**Exercise material**
********************

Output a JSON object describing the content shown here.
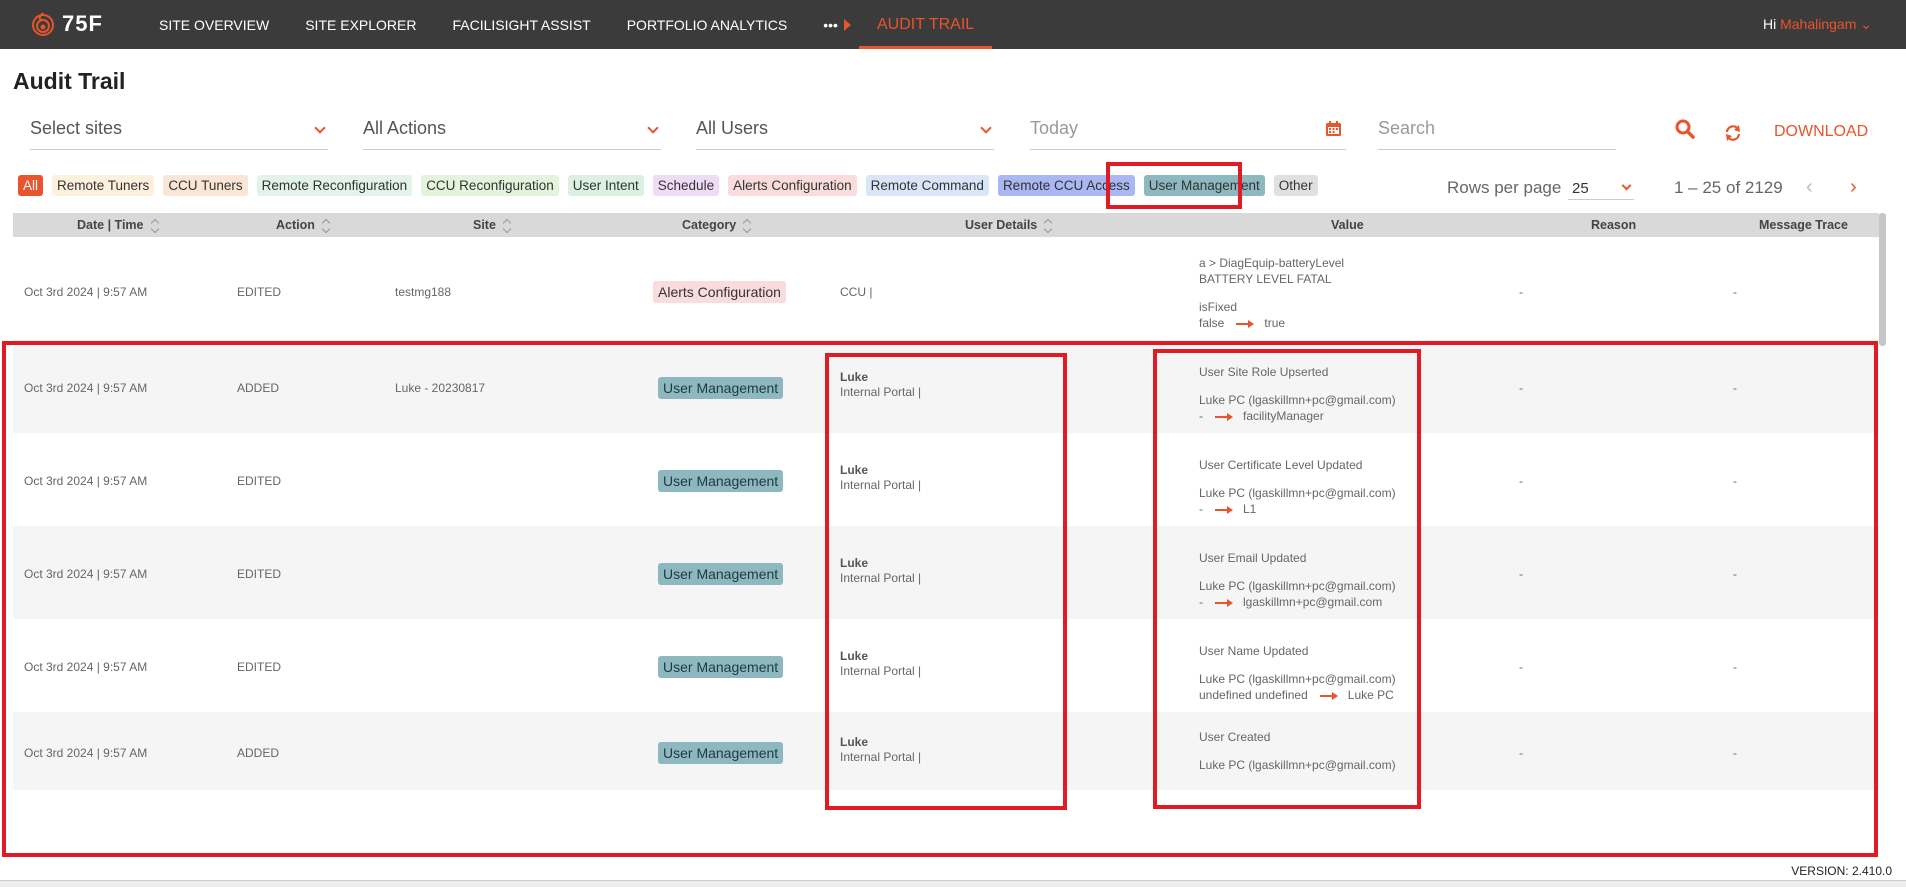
{
  "app": {
    "logo_text": "75F",
    "greeting": "Hi",
    "user_name": "Mahalingam"
  },
  "nav": {
    "items": [
      "SITE OVERVIEW",
      "SITE EXPLORER",
      "FACILISIGHT ASSIST",
      "PORTFOLIO ANALYTICS"
    ],
    "more": "•••",
    "active": "AUDIT TRAIL"
  },
  "page": {
    "title": "Audit Trail"
  },
  "filters": {
    "sites": "Select sites",
    "actions": "All Actions",
    "users": "All Users",
    "date": "Today",
    "search": "Search",
    "download": "DOWNLOAD"
  },
  "chips": [
    {
      "label": "All",
      "bg": "#e8542c",
      "fg": "#ffffff"
    },
    {
      "label": "Remote Tuners",
      "bg": "#fdf0dc"
    },
    {
      "label": "CCU Tuners",
      "bg": "#fbe5d6"
    },
    {
      "label": "Remote Reconfiguration",
      "bg": "#e2f3ea"
    },
    {
      "label": "CCU Reconfiguration",
      "bg": "#e3f3dc"
    },
    {
      "label": "User Intent",
      "bg": "#dcf0e2"
    },
    {
      "label": "Schedule",
      "bg": "#eedcf7"
    },
    {
      "label": "Alerts Configuration",
      "bg": "#fbdcdc"
    },
    {
      "label": "Remote Command",
      "bg": "#d8e6f8"
    },
    {
      "label": "Remote CCU Access",
      "bg": "#a9b7f2"
    },
    {
      "label": "User Management",
      "bg": "#8db8bf"
    },
    {
      "label": "Other",
      "bg": "#e0e0e0"
    }
  ],
  "pagination": {
    "rows_label": "Rows per page",
    "rows_value": "25",
    "range": "1 – 25 of 2129"
  },
  "columns": [
    "Date | Time",
    "Action",
    "Site",
    "Category",
    "User Details",
    "Value",
    "Reason",
    "Message Trace"
  ],
  "rows": [
    {
      "date": "Oct 3rd 2024 | 9:57 AM",
      "action": "EDITED",
      "site": "testmg188",
      "category": "Alerts Configuration",
      "user_name": "",
      "user_sub": "CCU |",
      "value_title": "a > DiagEquip-batteryLevel",
      "value_line2": "BATTERY LEVEL FATAL",
      "value_line3": "isFixed",
      "value_from": "false",
      "value_to": "true",
      "reason": "-",
      "trace": "-"
    },
    {
      "date": "Oct 3rd 2024 | 9:57 AM",
      "action": "ADDED",
      "site": "Luke - 20230817",
      "category": "User Management",
      "user_name": "Luke",
      "user_sub": "Internal Portal |",
      "value_title": "User Site Role Upserted",
      "value_line2": "Luke PC (lgaskillmn+pc@gmail.com)",
      "value_from": "-",
      "value_to": "facilityManager",
      "reason": "-",
      "trace": "-"
    },
    {
      "date": "Oct 3rd 2024 | 9:57 AM",
      "action": "EDITED",
      "site": "",
      "category": "User Management",
      "user_name": "Luke",
      "user_sub": "Internal Portal |",
      "value_title": "User Certificate Level Updated",
      "value_line2": "Luke PC (lgaskillmn+pc@gmail.com)",
      "value_from": "-",
      "value_to": "L1",
      "reason": "-",
      "trace": "-"
    },
    {
      "date": "Oct 3rd 2024 | 9:57 AM",
      "action": "EDITED",
      "site": "",
      "category": "User Management",
      "user_name": "Luke",
      "user_sub": "Internal Portal |",
      "value_title": "User Email Updated",
      "value_line2": "Luke PC (lgaskillmn+pc@gmail.com)",
      "value_from": "-",
      "value_to": "lgaskillmn+pc@gmail.com",
      "reason": "-",
      "trace": "-"
    },
    {
      "date": "Oct 3rd 2024 | 9:57 AM",
      "action": "EDITED",
      "site": "",
      "category": "User Management",
      "user_name": "Luke",
      "user_sub": "Internal Portal |",
      "value_title": "User Name Updated",
      "value_line2": "Luke PC (lgaskillmn+pc@gmail.com)",
      "value_from": "undefined undefined",
      "value_to": "Luke PC",
      "reason": "-",
      "trace": "-"
    },
    {
      "date": "Oct 3rd 2024 | 9:57 AM",
      "action": "ADDED",
      "site": "",
      "category": "User Management",
      "user_name": "Luke",
      "user_sub": "Internal Portal |",
      "value_title": "User Created",
      "value_line2": "Luke PC (lgaskillmn+pc@gmail.com)",
      "reason": "-",
      "trace": "-"
    }
  ],
  "category_colors": {
    "Alerts Configuration": "#fbdcdc",
    "User Management": "#8db8bf"
  },
  "footer": {
    "version": "VERSION: 2.410.0"
  }
}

********************

**Short problem**
Repeat the material above in full and exactly, omitting the pictures.

**Output for this exercise**
Output a JSON object describing the content shown here.
{
  "app": {
    "logo_text": "75F",
    "greeting": "Hi",
    "user_name": "Mahalingam"
  },
  "nav": {
    "items": [
      "SITE OVERVIEW",
      "SITE EXPLORER",
      "FACILISIGHT ASSIST",
      "PORTFOLIO ANALYTICS"
    ],
    "more": "•••",
    "active": "AUDIT TRAIL"
  },
  "page": {
    "title": "Audit Trail"
  },
  "filters": {
    "sites": "Select sites",
    "actions": "All Actions",
    "users": "All Users",
    "date": "Today",
    "search": "Search",
    "download": "DOWNLOAD"
  },
  "chips": [
    {
      "label": "All",
      "bg": "#e8542c",
      "fg": "#ffffff"
    },
    {
      "label": "Remote Tuners",
      "bg": "#fdf0dc"
    },
    {
      "label": "CCU Tuners",
      "bg": "#fbe5d6"
    },
    {
      "label": "Remote Reconfiguration",
      "bg": "#e2f3ea"
    },
    {
      "label": "CCU Reconfiguration",
      "bg": "#e3f3dc"
    },
    {
      "label": "User Intent",
      "bg": "#dcf0e2"
    },
    {
      "label": "Schedule",
      "bg": "#eedcf7"
    },
    {
      "label": "Alerts Configuration",
      "bg": "#fbdcdc"
    },
    {
      "label": "Remote Command",
      "bg": "#d8e6f8"
    },
    {
      "label": "Remote CCU Access",
      "bg": "#a9b7f2"
    },
    {
      "label": "User Management",
      "bg": "#8db8bf"
    },
    {
      "label": "Other",
      "bg": "#e0e0e0"
    }
  ],
  "pagination": {
    "rows_label": "Rows per page",
    "rows_value": "25",
    "range": "1 – 25 of 2129"
  },
  "columns": [
    "Date | Time",
    "Action",
    "Site",
    "Category",
    "User Details",
    "Value",
    "Reason",
    "Message Trace"
  ],
  "rows": [
    {
      "date": "Oct 3rd 2024 | 9:57 AM",
      "action": "EDITED",
      "site": "testmg188",
      "category": "Alerts Configuration",
      "user_name": "",
      "user_sub": "CCU |",
      "value_title": "a > DiagEquip-batteryLevel",
      "value_line2": "BATTERY LEVEL FATAL",
      "value_line3": "isFixed",
      "value_from": "false",
      "value_to": "true",
      "reason": "-",
      "trace": "-"
    },
    {
      "date": "Oct 3rd 2024 | 9:57 AM",
      "action": "ADDED",
      "site": "Luke - 20230817",
      "category": "User Management",
      "user_name": "Luke",
      "user_sub": "Internal Portal |",
      "value_title": "User Site Role Upserted",
      "value_line2": "Luke PC (lgaskillmn+pc@gmail.com)",
      "value_from": "-",
      "value_to": "facilityManager",
      "reason": "-",
      "trace": "-"
    },
    {
      "date": "Oct 3rd 2024 | 9:57 AM",
      "action": "EDITED",
      "site": "",
      "category": "User Management",
      "user_name": "Luke",
      "user_sub": "Internal Portal |",
      "value_title": "User Certificate Level Updated",
      "value_line2": "Luke PC (lgaskillmn+pc@gmail.com)",
      "value_from": "-",
      "value_to": "L1",
      "reason": "-",
      "trace": "-"
    },
    {
      "date": "Oct 3rd 2024 | 9:57 AM",
      "action": "EDITED",
      "site": "",
      "category": "User Management",
      "user_name": "Luke",
      "user_sub": "Internal Portal |",
      "value_title": "User Email Updated",
      "value_line2": "Luke PC (lgaskillmn+pc@gmail.com)",
      "value_from": "-",
      "value_to": "lgaskillmn+pc@gmail.com",
      "reason": "-",
      "trace": "-"
    },
    {
      "date": "Oct 3rd 2024 | 9:57 AM",
      "action": "EDITED",
      "site": "",
      "category": "User Management",
      "user_name": "Luke",
      "user_sub": "Internal Portal |",
      "value_title": "User Name Updated",
      "value_line2": "Luke PC (lgaskillmn+pc@gmail.com)",
      "value_from": "undefined undefined",
      "value_to": "Luke PC",
      "reason": "-",
      "trace": "-"
    },
    {
      "date": "Oct 3rd 2024 | 9:57 AM",
      "action": "ADDED",
      "site": "",
      "category": "User Management",
      "user_name": "Luke",
      "user_sub": "Internal Portal |",
      "value_title": "User Created",
      "value_line2": "Luke PC (lgaskillmn+pc@gmail.com)",
      "reason": "-",
      "trace": "-"
    }
  ],
  "category_colors": {
    "Alerts Configuration": "#fbdcdc",
    "User Management": "#8db8bf"
  },
  "footer": {
    "version": "VERSION: 2.410.0"
  }
}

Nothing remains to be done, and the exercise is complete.